** begin **
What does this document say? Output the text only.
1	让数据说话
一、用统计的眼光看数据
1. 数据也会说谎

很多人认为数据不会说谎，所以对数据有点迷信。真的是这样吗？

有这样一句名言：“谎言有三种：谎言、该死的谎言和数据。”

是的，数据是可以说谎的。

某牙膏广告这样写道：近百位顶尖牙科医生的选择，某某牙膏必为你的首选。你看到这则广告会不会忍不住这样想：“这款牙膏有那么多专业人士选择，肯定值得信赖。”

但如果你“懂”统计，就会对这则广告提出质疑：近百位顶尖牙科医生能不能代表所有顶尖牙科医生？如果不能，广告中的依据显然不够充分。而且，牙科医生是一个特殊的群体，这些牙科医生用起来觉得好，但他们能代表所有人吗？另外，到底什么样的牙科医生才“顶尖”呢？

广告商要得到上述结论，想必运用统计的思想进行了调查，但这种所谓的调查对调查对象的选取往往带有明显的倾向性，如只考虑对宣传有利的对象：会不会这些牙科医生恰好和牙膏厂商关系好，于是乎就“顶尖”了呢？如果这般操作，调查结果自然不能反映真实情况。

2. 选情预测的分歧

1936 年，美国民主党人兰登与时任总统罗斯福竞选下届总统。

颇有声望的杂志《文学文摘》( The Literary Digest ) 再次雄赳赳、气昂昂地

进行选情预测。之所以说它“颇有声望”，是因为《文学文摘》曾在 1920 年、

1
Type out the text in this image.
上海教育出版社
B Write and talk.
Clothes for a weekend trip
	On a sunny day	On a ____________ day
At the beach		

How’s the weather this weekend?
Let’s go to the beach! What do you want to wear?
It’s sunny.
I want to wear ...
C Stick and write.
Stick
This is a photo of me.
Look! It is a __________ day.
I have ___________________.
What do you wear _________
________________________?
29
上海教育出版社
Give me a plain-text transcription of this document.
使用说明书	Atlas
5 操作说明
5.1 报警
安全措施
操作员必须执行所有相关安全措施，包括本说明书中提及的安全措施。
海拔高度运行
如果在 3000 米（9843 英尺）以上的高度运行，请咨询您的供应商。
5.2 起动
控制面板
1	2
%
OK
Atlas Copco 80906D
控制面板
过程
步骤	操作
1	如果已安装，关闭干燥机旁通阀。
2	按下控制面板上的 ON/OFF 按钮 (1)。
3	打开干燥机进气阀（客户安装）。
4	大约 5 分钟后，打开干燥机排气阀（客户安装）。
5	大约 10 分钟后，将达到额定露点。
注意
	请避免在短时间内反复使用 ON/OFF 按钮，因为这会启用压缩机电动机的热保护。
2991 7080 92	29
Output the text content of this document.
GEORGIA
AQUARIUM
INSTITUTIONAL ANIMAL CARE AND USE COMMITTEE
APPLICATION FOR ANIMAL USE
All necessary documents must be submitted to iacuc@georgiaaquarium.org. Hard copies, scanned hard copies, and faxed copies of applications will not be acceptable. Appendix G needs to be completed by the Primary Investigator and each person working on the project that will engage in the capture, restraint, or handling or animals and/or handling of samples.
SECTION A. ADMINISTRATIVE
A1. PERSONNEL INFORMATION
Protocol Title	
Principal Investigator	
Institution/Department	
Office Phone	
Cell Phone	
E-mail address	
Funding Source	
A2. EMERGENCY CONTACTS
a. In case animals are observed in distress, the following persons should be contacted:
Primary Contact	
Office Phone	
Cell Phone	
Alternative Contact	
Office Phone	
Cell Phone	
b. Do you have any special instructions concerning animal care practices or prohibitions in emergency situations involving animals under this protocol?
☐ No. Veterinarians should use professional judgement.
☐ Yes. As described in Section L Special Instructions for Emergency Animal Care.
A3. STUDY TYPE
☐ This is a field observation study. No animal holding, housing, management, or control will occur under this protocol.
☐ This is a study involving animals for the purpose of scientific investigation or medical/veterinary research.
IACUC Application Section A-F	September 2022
** end **
__What to do__.
Reproduce the material verbatim, line by line.

__Answer below__.
What does this document say? Output the text only.
1	让数据说话
一、用统计的眼光看数据
1. 数据也会说谎

很多人认为数据不会说谎，所以对数据有点迷信。真的是这样吗？

有这样一句名言：“谎言有三种：谎言、该死的谎言和数据。”

是的，数据是可以说谎的。

某牙膏广告这样写道：近百位顶尖牙科医生的选择，某某牙膏必为你的首选。你看到这则广告会不会忍不住这样想：“这款牙膏有那么多专业人士选择，肯定值得信赖。”

但如果你“懂”统计，就会对这则广告提出质疑：近百位顶尖牙科医生能不能代表所有顶尖牙科医生？如果不能，广告中的依据显然不够充分。而且，牙科医生是一个特殊的群体，这些牙科医生用起来觉得好，但他们能代表所有人吗？另外，到底什么样的牙科医生才“顶尖”呢？

广告商要得到上述结论，想必运用统计的思想进行了调查，但这种所谓的调查对调查对象的选取往往带有明显的倾向性，如只考虑对宣传有利的对象：会不会这些牙科医生恰好和牙膏厂商关系好，于是乎就“顶尖”了呢？如果这般操作，调查结果自然不能反映真实情况。

2. 选情预测的分歧

1936 年，美国民主党人兰登与时任总统罗斯福竞选下届总统。

颇有声望的杂志《文学文摘》( The Literary Digest ) 再次雄赳赳、气昂昂地

进行选情预测。之所以说它“颇有声望”，是因为《文学文摘》曾在 1920 年、

1
Type out the text in this image.
上海教育出版社
B Write and talk.
Clothes for a weekend trip
	On a sunny day	On a ____________ day
At the beach		

How’s the weather this weekend?
Let’s go to the beach! What do you want to wear?
It’s sunny.
I want to wear ...
C Stick and write.
Stick
This is a photo of me.
Look! It is a __________ day.
I have ___________________.
What do you wear _________
________________________?
29
上海教育出版社
Give me a plain-text transcription of this document.
使用说明书	Atlas
5 操作说明
5.1 报警
安全措施
操作员必须执行所有相关安全措施，包括本说明书中提及的安全措施。
海拔高度运行
如果在 3000 米（9843 英尺）以上的高度运行，请咨询您的供应商。
5.2 起动
控制面板
1	2
%
OK
Atlas Copco 80906D
控制面板
过程
步骤	操作
1	如果已安装，关闭干燥机旁通阀。
2	按下控制面板上的 ON/OFF 按钮 (1)。
3	打开干燥机进气阀（客户安装）。
4	大约 5 分钟后，打开干燥机排气阀（客户安装）。
5	大约 10 分钟后，将达到额定露点。
注意
	请避免在短时间内反复使用 ON/OFF 按钮，因为这会启用压缩机电动机的热保护。
2991 7080 92	29
Output the text content of this document.
GEORGIA
AQUARIUM
INSTITUTIONAL ANIMAL CARE AND USE COMMITTEE
APPLICATION FOR ANIMAL USE
All necessary documents must be submitted to iacuc@georgiaaquarium.org. Hard copies, scanned hard copies, and faxed copies of applications will not be acceptable. Appendix G needs to be completed by the Primary Investigator and each person working on the project that will engage in the capture, restraint, or handling or animals and/or handling of samples.
SECTION A. ADMINISTRATIVE
A1. PERSONNEL INFORMATION
Protocol Title	
Principal Investigator	
Institution/Department	
Office Phone	
Cell Phone	
E-mail address	
Funding Source	
A2. EMERGENCY CONTACTS
a. In case animals are observed in distress, the following persons should be contacted:
Primary Contact	
Office Phone	
Cell Phone	
Alternative Contact	
Office Phone	
Cell Phone	
b. Do you have any special instructions concerning animal care practices or prohibitions in emergency situations involving animals under this protocol?
☐ No. Veterinarians should use professional judgement.
☐ Yes. As described in Section L Special Instructions for Emergency Animal Care.
A3. STUDY TYPE
☐ This is a field observation study. No animal holding, housing, management, or control will occur under this protocol.
☐ This is a study involving animals for the purpose of scientific investigation or medical/veterinary research.
IACUC Application Section A-F	September 2022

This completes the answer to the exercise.